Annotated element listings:
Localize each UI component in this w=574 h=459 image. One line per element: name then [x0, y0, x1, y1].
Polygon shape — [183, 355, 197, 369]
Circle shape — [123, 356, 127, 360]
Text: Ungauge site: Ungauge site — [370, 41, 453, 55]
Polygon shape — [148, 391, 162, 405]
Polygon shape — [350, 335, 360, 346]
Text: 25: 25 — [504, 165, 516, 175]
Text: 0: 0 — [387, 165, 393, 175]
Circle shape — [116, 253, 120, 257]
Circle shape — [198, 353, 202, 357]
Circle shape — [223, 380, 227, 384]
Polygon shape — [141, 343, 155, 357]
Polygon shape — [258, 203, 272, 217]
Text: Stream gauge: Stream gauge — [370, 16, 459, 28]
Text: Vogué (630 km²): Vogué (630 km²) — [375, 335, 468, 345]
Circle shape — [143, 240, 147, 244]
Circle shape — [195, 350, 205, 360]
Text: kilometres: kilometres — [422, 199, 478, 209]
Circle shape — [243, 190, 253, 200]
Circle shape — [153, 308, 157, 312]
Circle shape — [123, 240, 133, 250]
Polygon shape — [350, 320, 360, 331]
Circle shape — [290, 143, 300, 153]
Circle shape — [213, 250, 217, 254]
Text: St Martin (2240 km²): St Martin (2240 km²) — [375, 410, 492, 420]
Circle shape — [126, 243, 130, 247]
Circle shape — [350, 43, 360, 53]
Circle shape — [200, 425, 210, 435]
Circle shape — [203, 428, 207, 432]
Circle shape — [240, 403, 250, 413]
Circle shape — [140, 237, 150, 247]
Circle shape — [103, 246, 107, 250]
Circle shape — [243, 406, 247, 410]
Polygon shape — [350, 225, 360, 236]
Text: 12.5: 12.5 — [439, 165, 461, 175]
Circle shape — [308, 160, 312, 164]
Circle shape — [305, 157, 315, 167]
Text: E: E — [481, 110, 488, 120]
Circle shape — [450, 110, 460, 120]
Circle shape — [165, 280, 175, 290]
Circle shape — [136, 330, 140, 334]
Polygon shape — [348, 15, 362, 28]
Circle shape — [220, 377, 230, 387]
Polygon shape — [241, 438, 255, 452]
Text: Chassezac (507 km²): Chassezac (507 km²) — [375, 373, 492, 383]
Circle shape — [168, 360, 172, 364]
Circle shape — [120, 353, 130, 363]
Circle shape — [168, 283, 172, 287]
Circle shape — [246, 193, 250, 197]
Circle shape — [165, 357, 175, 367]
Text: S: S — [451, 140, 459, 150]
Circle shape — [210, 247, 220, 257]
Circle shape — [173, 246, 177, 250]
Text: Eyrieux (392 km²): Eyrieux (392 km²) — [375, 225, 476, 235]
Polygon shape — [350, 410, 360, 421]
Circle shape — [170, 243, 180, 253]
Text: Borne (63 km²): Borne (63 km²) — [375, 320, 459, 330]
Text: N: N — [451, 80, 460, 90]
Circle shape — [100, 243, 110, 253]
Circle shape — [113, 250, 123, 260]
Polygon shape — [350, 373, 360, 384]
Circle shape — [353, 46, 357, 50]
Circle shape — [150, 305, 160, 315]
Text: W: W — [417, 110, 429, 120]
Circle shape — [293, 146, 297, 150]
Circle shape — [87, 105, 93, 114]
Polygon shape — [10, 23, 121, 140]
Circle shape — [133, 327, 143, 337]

• What is asked
Copy out all of these lines word for word.

• Task output
Localize each UI component in this w=574 h=459 image. One line per element: name then [x0, y0, x1, y1].
Polygon shape — [183, 355, 197, 369]
Circle shape — [123, 356, 127, 360]
Text: Ungauge site: Ungauge site — [370, 41, 453, 55]
Polygon shape — [148, 391, 162, 405]
Polygon shape — [350, 335, 360, 346]
Text: 25: 25 — [504, 165, 516, 175]
Text: 0: 0 — [387, 165, 393, 175]
Circle shape — [116, 253, 120, 257]
Circle shape — [198, 353, 202, 357]
Circle shape — [223, 380, 227, 384]
Polygon shape — [141, 343, 155, 357]
Polygon shape — [258, 203, 272, 217]
Text: Stream gauge: Stream gauge — [370, 16, 459, 28]
Text: Vogué (630 km²): Vogué (630 km²) — [375, 335, 468, 345]
Circle shape — [143, 240, 147, 244]
Circle shape — [195, 350, 205, 360]
Text: kilometres: kilometres — [422, 199, 478, 209]
Circle shape — [243, 190, 253, 200]
Circle shape — [153, 308, 157, 312]
Circle shape — [123, 240, 133, 250]
Polygon shape — [350, 320, 360, 331]
Circle shape — [290, 143, 300, 153]
Circle shape — [213, 250, 217, 254]
Text: St Martin (2240 km²): St Martin (2240 km²) — [375, 410, 492, 420]
Circle shape — [126, 243, 130, 247]
Circle shape — [350, 43, 360, 53]
Circle shape — [200, 425, 210, 435]
Circle shape — [203, 428, 207, 432]
Circle shape — [240, 403, 250, 413]
Circle shape — [140, 237, 150, 247]
Circle shape — [103, 246, 107, 250]
Circle shape — [243, 406, 247, 410]
Polygon shape — [350, 225, 360, 236]
Text: 12.5: 12.5 — [439, 165, 461, 175]
Circle shape — [308, 160, 312, 164]
Circle shape — [305, 157, 315, 167]
Text: E: E — [481, 110, 488, 120]
Circle shape — [450, 110, 460, 120]
Circle shape — [165, 280, 175, 290]
Circle shape — [136, 330, 140, 334]
Polygon shape — [348, 15, 362, 28]
Circle shape — [220, 377, 230, 387]
Polygon shape — [241, 438, 255, 452]
Text: Chassezac (507 km²): Chassezac (507 km²) — [375, 373, 492, 383]
Circle shape — [168, 360, 172, 364]
Circle shape — [120, 353, 130, 363]
Circle shape — [168, 283, 172, 287]
Circle shape — [246, 193, 250, 197]
Circle shape — [165, 357, 175, 367]
Text: S: S — [451, 140, 459, 150]
Circle shape — [210, 247, 220, 257]
Circle shape — [173, 246, 177, 250]
Text: Eyrieux (392 km²): Eyrieux (392 km²) — [375, 225, 476, 235]
Polygon shape — [350, 410, 360, 421]
Circle shape — [170, 243, 180, 253]
Text: Borne (63 km²): Borne (63 km²) — [375, 320, 459, 330]
Text: N: N — [451, 80, 460, 90]
Circle shape — [100, 243, 110, 253]
Circle shape — [113, 250, 123, 260]
Polygon shape — [350, 373, 360, 384]
Circle shape — [353, 46, 357, 50]
Circle shape — [150, 305, 160, 315]
Text: W: W — [417, 110, 429, 120]
Circle shape — [293, 146, 297, 150]
Circle shape — [87, 105, 93, 114]
Polygon shape — [10, 23, 121, 140]
Circle shape — [133, 327, 143, 337]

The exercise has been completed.